◆ Set exercise ◆
For each line that holds "title", copy the line out.

◆ Information provided ◆
☆ ☆ ☆

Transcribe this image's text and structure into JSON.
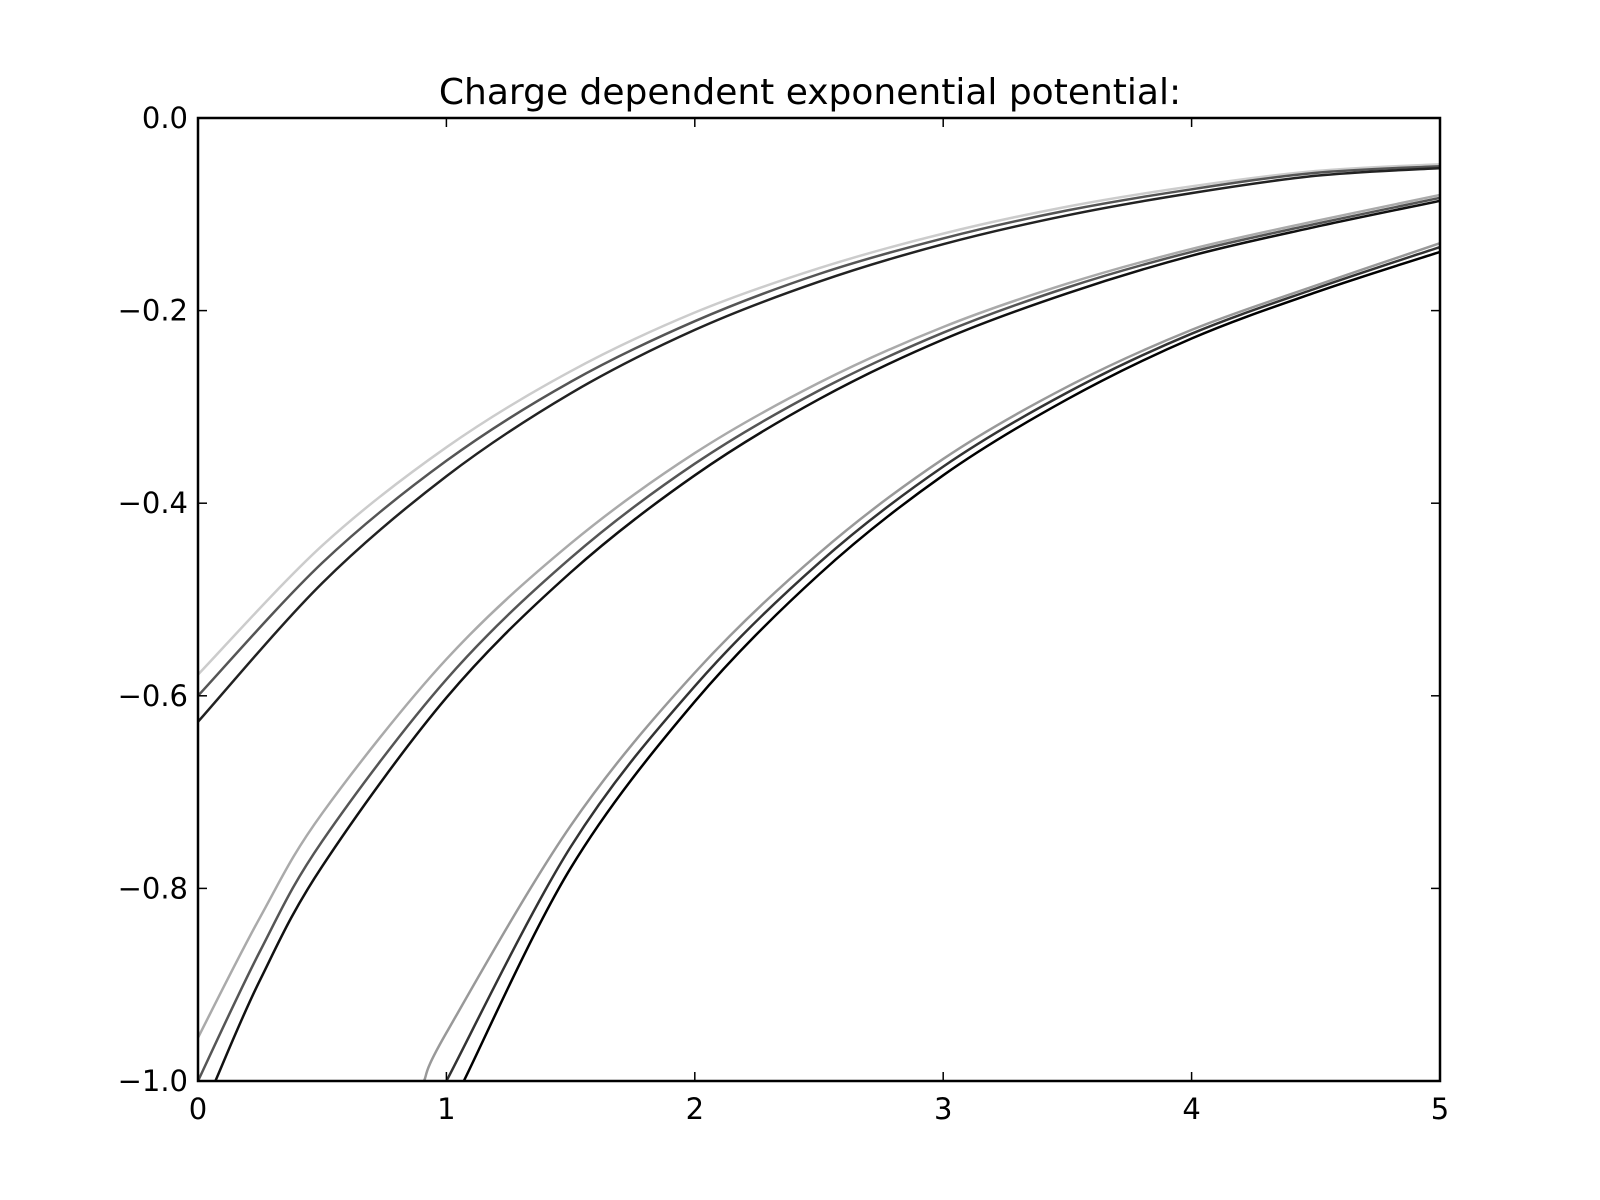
{
  "chart_data": {
    "type": "line",
    "title": "Charge dependent exponential potential:",
    "xlabel": "",
    "ylabel": "",
    "xlim": [
      0,
      5
    ],
    "ylim": [
      -1.0,
      0.0
    ],
    "grid": false,
    "legend": "none",
    "x_ticks": [
      0,
      1,
      2,
      3,
      4,
      5
    ],
    "x_tick_labels": [
      "0",
      "1",
      "2",
      "3",
      "4",
      "5"
    ],
    "y_ticks": [
      0.0,
      -0.2,
      -0.4,
      -0.6,
      -0.8,
      -1.0
    ],
    "y_tick_labels": [
      "0.0",
      "−0.2",
      "−0.4",
      "−0.6",
      "−0.8",
      "−1.0"
    ],
    "series": [
      {
        "color": "#cccccc",
        "x": [
          0,
          0.5,
          1,
          1.5,
          2,
          2.5,
          3,
          3.5,
          4,
          4.5,
          5
        ],
        "values": [
          -0.578,
          -0.444,
          -0.342,
          -0.263,
          -0.202,
          -0.156,
          -0.12,
          -0.092,
          -0.071,
          -0.055,
          -0.048
        ]
      },
      {
        "color": "#555555",
        "x": [
          0,
          0.5,
          1,
          1.5,
          2,
          2.5,
          3,
          3.5,
          4,
          4.5,
          5
        ],
        "values": [
          -0.6,
          -0.462,
          -0.356,
          -0.274,
          -0.211,
          -0.162,
          -0.125,
          -0.096,
          -0.074,
          -0.057,
          -0.05
        ]
      },
      {
        "color": "#222222",
        "x": [
          0,
          0.5,
          1,
          1.5,
          2,
          2.5,
          3,
          3.5,
          4,
          4.5,
          5
        ],
        "values": [
          -0.627,
          -0.483,
          -0.372,
          -0.286,
          -0.22,
          -0.17,
          -0.131,
          -0.101,
          -0.078,
          -0.06,
          -0.052
        ]
      },
      {
        "color": "#aaaaaa",
        "x": [
          0,
          0.25,
          0.5,
          1,
          1.5,
          2,
          2.5,
          3,
          3.5,
          4,
          4.5,
          5
        ],
        "values": [
          -0.955,
          -0.83,
          -0.722,
          -0.562,
          -0.442,
          -0.348,
          -0.275,
          -0.217,
          -0.172,
          -0.136,
          -0.107,
          -0.08
        ]
      },
      {
        "color": "#555555",
        "x": [
          0,
          0.25,
          0.5,
          1,
          1.5,
          2,
          2.5,
          3,
          3.5,
          4,
          4.5,
          5
        ],
        "values": [
          -1.0,
          -0.865,
          -0.751,
          -0.583,
          -0.457,
          -0.359,
          -0.283,
          -0.223,
          -0.176,
          -0.139,
          -0.11,
          -0.083
        ]
      },
      {
        "color": "#111111",
        "x": [
          0.07,
          0.25,
          0.5,
          1,
          1.5,
          2,
          2.5,
          3,
          3.5,
          4,
          4.5,
          5
        ],
        "values": [
          -1.0,
          -0.895,
          -0.777,
          -0.602,
          -0.472,
          -0.371,
          -0.292,
          -0.23,
          -0.182,
          -0.143,
          -0.113,
          -0.086
        ]
      },
      {
        "color": "#999999",
        "x": [
          0.91,
          1,
          1.5,
          2,
          2.5,
          3,
          3.5,
          4,
          4.5,
          5
        ],
        "values": [
          -1.0,
          -0.95,
          -0.735,
          -0.576,
          -0.452,
          -0.354,
          -0.279,
          -0.22,
          -0.174,
          -0.13
        ]
      },
      {
        "color": "#333333",
        "x": [
          1.0,
          1.5,
          2,
          2.5,
          3,
          3.5,
          4,
          4.5,
          5
        ],
        "values": [
          -1.0,
          -0.757,
          -0.59,
          -0.462,
          -0.362,
          -0.285,
          -0.224,
          -0.177,
          -0.134
        ]
      },
      {
        "color": "#000000",
        "x": [
          1.07,
          1.5,
          2,
          2.5,
          3,
          3.5,
          4,
          4.5,
          5
        ],
        "values": [
          -1.0,
          -0.779,
          -0.606,
          -0.474,
          -0.371,
          -0.292,
          -0.229,
          -0.181,
          -0.139
        ]
      }
    ]
  }
}
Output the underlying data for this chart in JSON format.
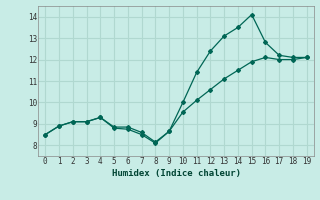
{
  "xlabel": "Humidex (Indice chaleur)",
  "xlim": [
    -0.5,
    19.5
  ],
  "ylim": [
    7.5,
    14.5
  ],
  "xticks": [
    0,
    1,
    2,
    3,
    4,
    5,
    6,
    7,
    8,
    9,
    10,
    11,
    12,
    13,
    14,
    15,
    16,
    17,
    18,
    19
  ],
  "yticks": [
    8,
    9,
    10,
    11,
    12,
    13,
    14
  ],
  "background_color": "#c8ece6",
  "grid_color": "#b0d8d0",
  "line_color": "#006655",
  "line1_x": [
    0,
    1,
    2,
    3,
    4,
    5,
    6,
    7,
    8,
    9,
    10,
    11,
    12,
    13,
    14,
    15,
    16,
    17,
    18,
    19
  ],
  "line1_y": [
    8.5,
    8.9,
    9.1,
    9.1,
    9.3,
    8.8,
    8.75,
    8.5,
    8.1,
    8.65,
    10.0,
    11.4,
    12.4,
    13.1,
    13.5,
    14.1,
    12.8,
    12.2,
    12.1,
    12.1
  ],
  "line2_x": [
    0,
    1,
    2,
    3,
    4,
    5,
    6,
    7,
    8,
    9,
    10,
    11,
    12,
    13,
    14,
    15,
    16,
    17,
    18,
    19
  ],
  "line2_y": [
    8.5,
    8.9,
    9.1,
    9.1,
    9.3,
    8.85,
    8.85,
    8.6,
    8.15,
    8.65,
    9.55,
    10.1,
    10.6,
    11.1,
    11.5,
    11.9,
    12.1,
    12.0,
    12.0,
    12.1
  ]
}
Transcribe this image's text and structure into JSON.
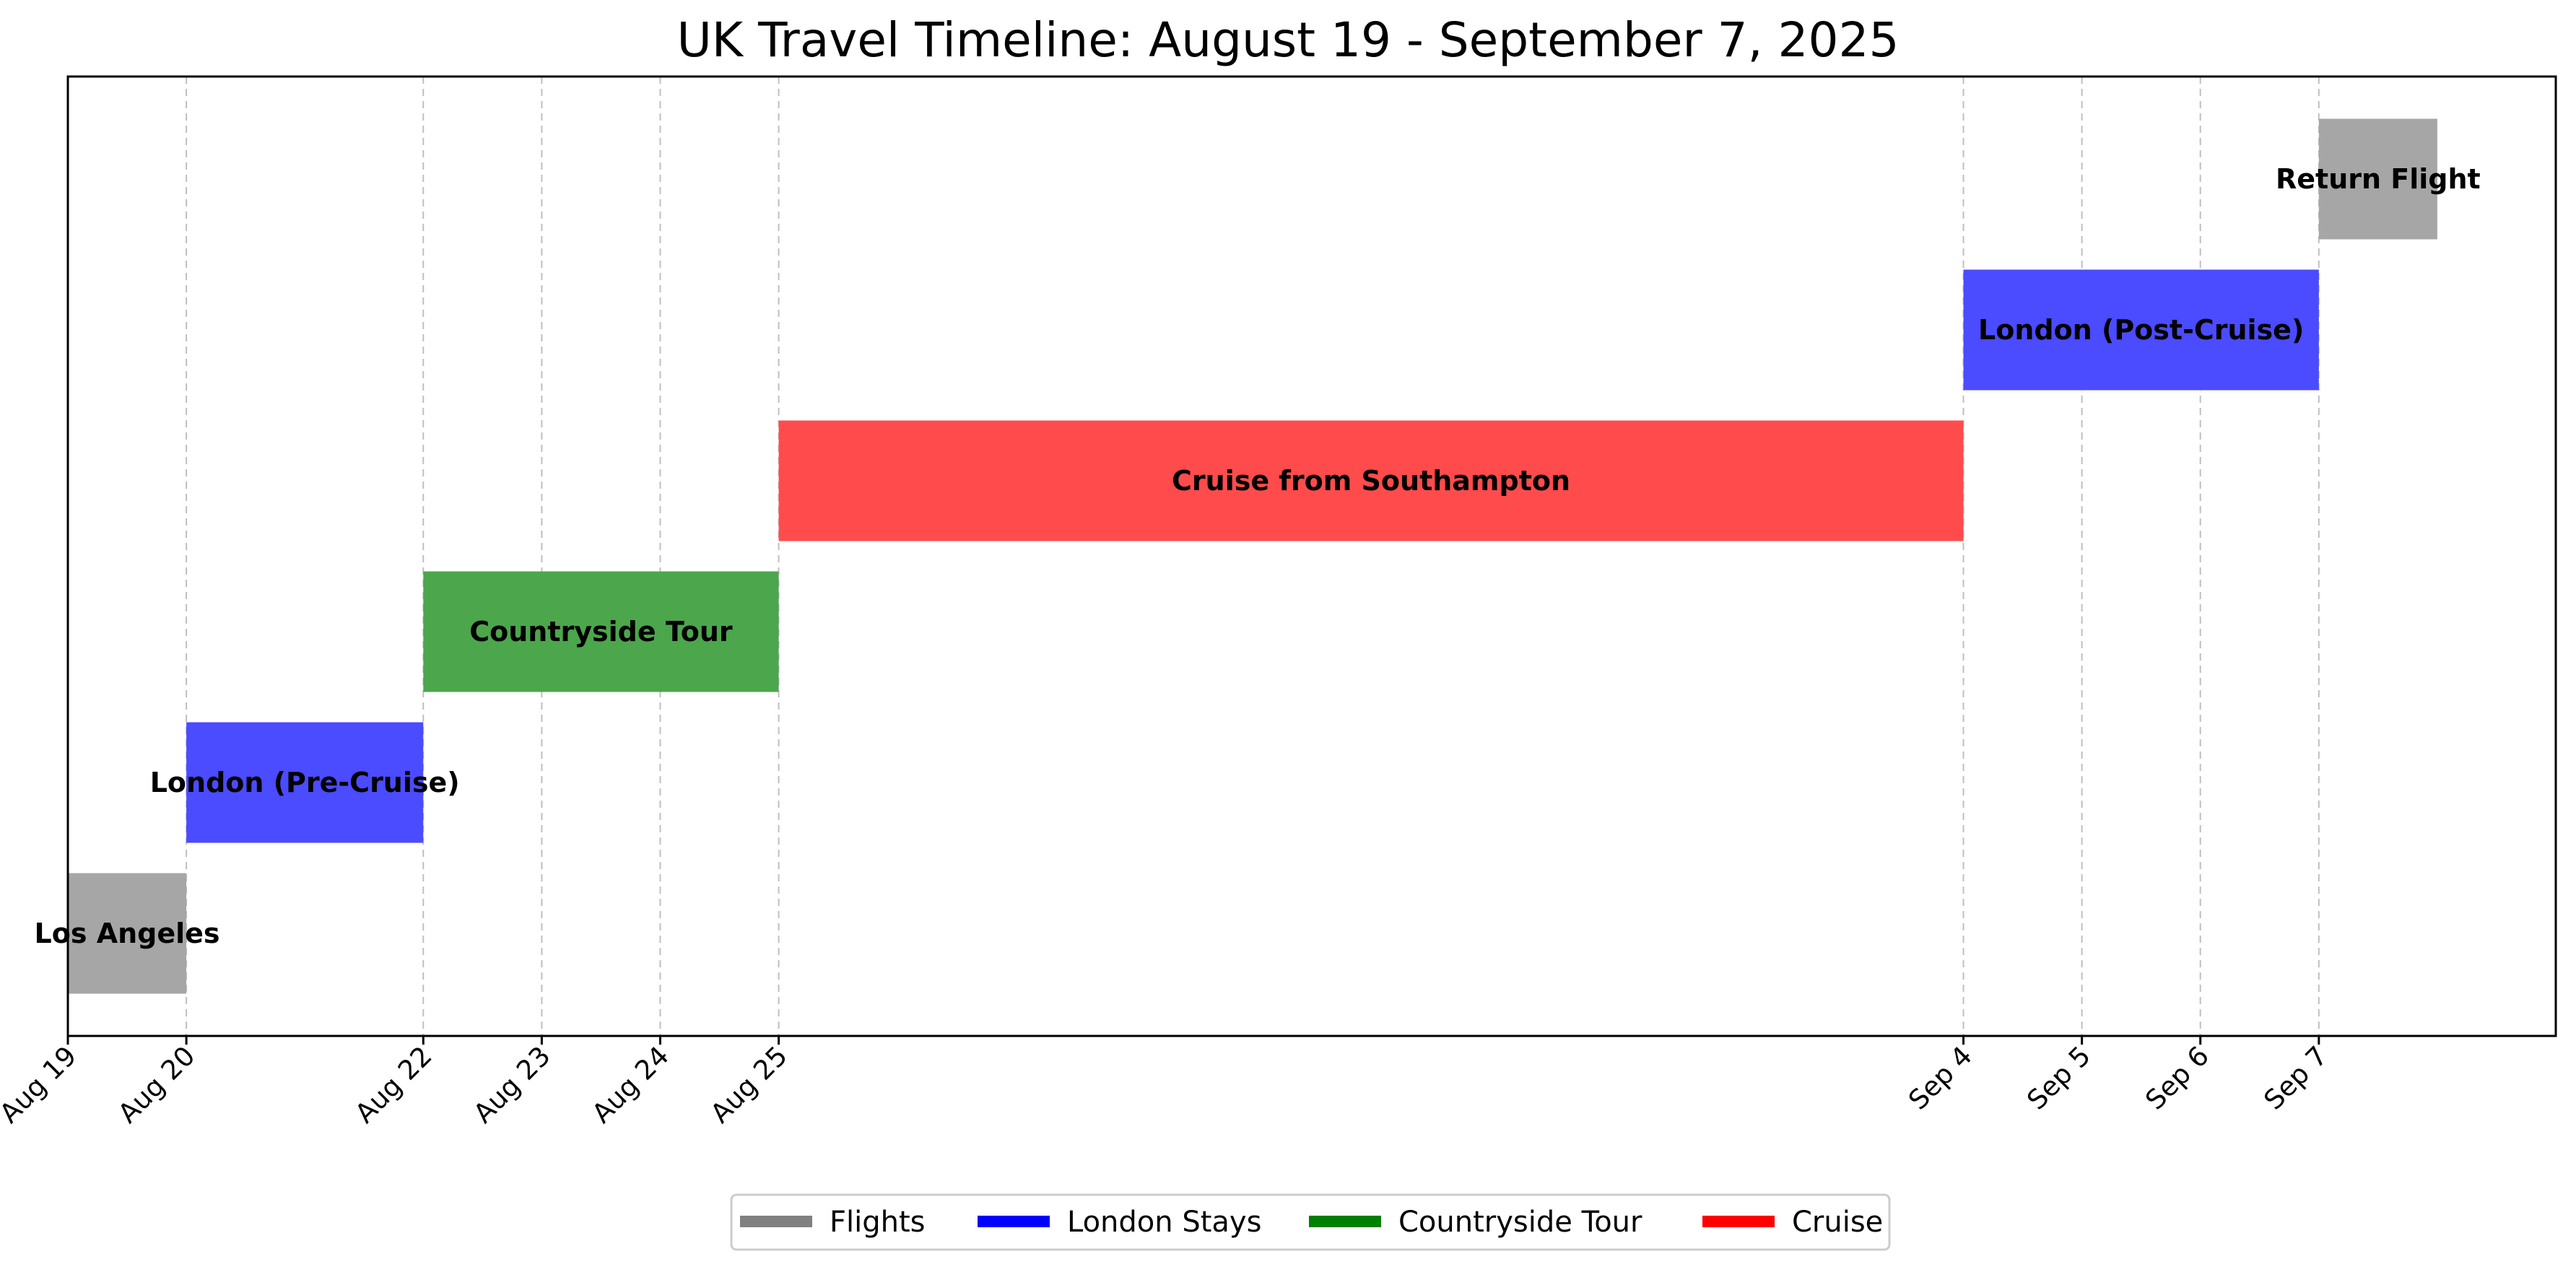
{
  "chart_data": {
    "type": "gantt",
    "title": "UK Travel Timeline: August 19 - September 7, 2025",
    "xlabel": "",
    "ylabel": "",
    "xlim": [
      "2025-08-19",
      "2025-09-09"
    ],
    "grid": "x-dashed",
    "legend_placement": "bottom-center",
    "ticks": [
      {
        "date": "2025-08-19",
        "label": "Aug 19"
      },
      {
        "date": "2025-08-20",
        "label": "Aug 20"
      },
      {
        "date": "2025-08-22",
        "label": "Aug 22"
      },
      {
        "date": "2025-08-23",
        "label": "Aug 23"
      },
      {
        "date": "2025-08-24",
        "label": "Aug 24"
      },
      {
        "date": "2025-08-25",
        "label": "Aug 25"
      },
      {
        "date": "2025-09-04",
        "label": "Sep 4"
      },
      {
        "date": "2025-09-05",
        "label": "Sep 5"
      },
      {
        "date": "2025-09-06",
        "label": "Sep 6"
      },
      {
        "date": "2025-09-07",
        "label": "Sep 7"
      }
    ],
    "events": [
      {
        "label": "Los Angeles",
        "start": "2025-08-19",
        "end": "2025-08-20",
        "category": "Flights",
        "color": "#a6a6a6"
      },
      {
        "label": "London (Pre-Cruise)",
        "start": "2025-08-20",
        "end": "2025-08-22",
        "category": "London Stays",
        "color": "#4b4bff"
      },
      {
        "label": "Countryside Tour",
        "start": "2025-08-22",
        "end": "2025-08-25",
        "category": "Countryside Tour",
        "color": "#4ca64c"
      },
      {
        "label": "Cruise from Southampton",
        "start": "2025-08-25",
        "end": "2025-09-04",
        "category": "Cruise",
        "color": "#ff4b4b"
      },
      {
        "label": "London (Post-Cruise)",
        "start": "2025-09-04",
        "end": "2025-09-07",
        "category": "London Stays",
        "color": "#4b4bff"
      },
      {
        "label": "Return Flight",
        "start": "2025-09-07",
        "end": "2025-09-08",
        "category": "Flights",
        "color": "#a6a6a6"
      }
    ],
    "legend": [
      {
        "name": "Flights",
        "color": "#808080"
      },
      {
        "name": "London Stays",
        "color": "#0000ff"
      },
      {
        "name": "Countryside Tour",
        "color": "#008000"
      },
      {
        "name": "Cruise",
        "color": "#ff0000"
      }
    ]
  }
}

☆ ☆ ☆

◆ Task result ◆
    "title": "Charge dependent exponential potential:",
    "title": "UK Travel Timeline: August 19 - September 7, 2025",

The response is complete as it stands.